Дурнопахнущее слово
Большого шуму наделало в своё время критическое эссе
Абрама Терца (А. Синявского) «Прогулки с Пушкиным». Многим любителям
русской литературы показался оскорбительным, невозможным подобный тон в
разговоре о классике. Но пример литературоведа-эмигранта вдохновил
других любителей скандальной славы, которые на эпатаже, глумлении над
святыми именами делают себе литературную карьеру. Из таковых сейчас
особенно усердствует скандально известный в литературном мире Виктор
Ерофеев.
Хотя, к чести и Терца, и В. Ерофеева, и некоторых других
подобных «литературоведов-новаторов», надо заметить, что они,
во-первых, безусловно талантливы и, во-вторых, обливая грязью русских
классиков, речь ведут всё же о литературе, о творчестве великих
писателей, пытаются дискредитировать лишь их наследие. Не то у наших
доморощенных провинциальных ерофеевых. Восприняв внешний блеск
эпатажного успеха, они примитивно и грубо пытаются обратить на себя
внимание публики похабными выпадами в адрес литературных колоссов
прошлого.
Впрочем, буду конкретен. Случайно попался мне на глаза
номер газеты Мичуринского района «Наше слово» от 1 сентября с. г. В
День знаний сие печатное издание решило порадовать своих читателей, в
том числе и школьников, большой подборкой стихов некоего Михаила Жукова
под рубрикой «Истина одного поэта». Правда, редакция во врезке
предупредила, что-де поэтическая «истина» М. Жукова может вызвать у
читателей «чувство неприятия отдельных моментов стихотворений», но что
приём «версификаторства с сатирой (?!) — далеко не нов и получил
широкое распространение у многих (?!) писателей».
Итак, против кого же направлена «сатира с
версификаторством» современного и, вероятно, молодого (пока у него один
только сборник вышел) пиита? Вот «стихотворение» «Сон»:
«Я сидел с
Достоевским, была поздняя осень,
Он разбавленным пивом запивал колбасу…»

◆ Доступные данные:
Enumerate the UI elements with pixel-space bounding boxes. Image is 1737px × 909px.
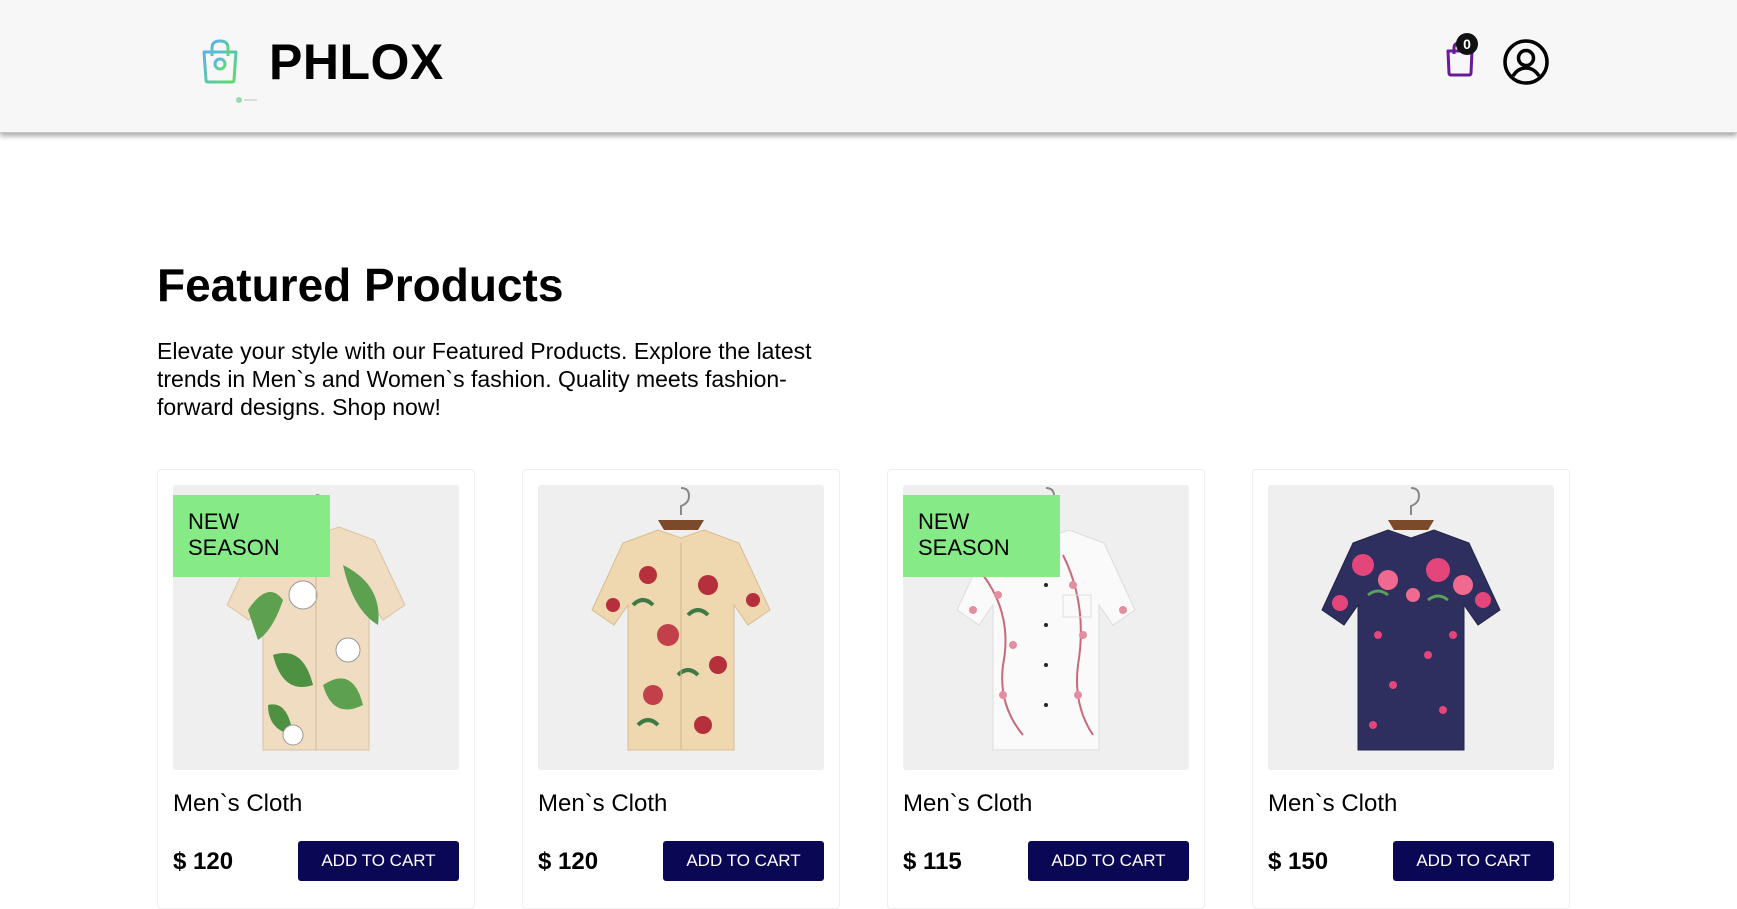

◆ Задание A: В каком номере газеты, согласно тексту «Дурнопахнущее слово», вышла подборка стихов Михаила Жукова?
◆ Задание B: Как передать суть текста «Дурнопахнущее слово» в двух предложениях?
◆ Задание C: Кто из людей назван по имени или фамилии в тексте «Дурнопахнущее слово»? Перечислите всех.
Листинг здесь никак не используется.

◆ Результат A: В номере газеты Мичуринского района «Наше слово» от 1 сентября.

◆ Результат B: Автор пишет, что эссе Абрама Терца «Прогулки с Пушкиным» вдохновило любителей скандальной славы, например Виктора Ерофеева, строить литературную карьеру на глумлении над классиками, хотя признаёт их талант и то, что речь у них идёт о литературе. Провинциальные подражатели, по его словам, грубо нападают на классиков, и пример тому — подборка стихов Михаила Жукова в газете «Наше слово» от 1 сентября со стихотворением «Сон».

◆ Результат C:
- Абрам Терц (А. Синявский)
- Пушкин
- Виктор Ерофеев
- Михаил Жуков
- Достоевский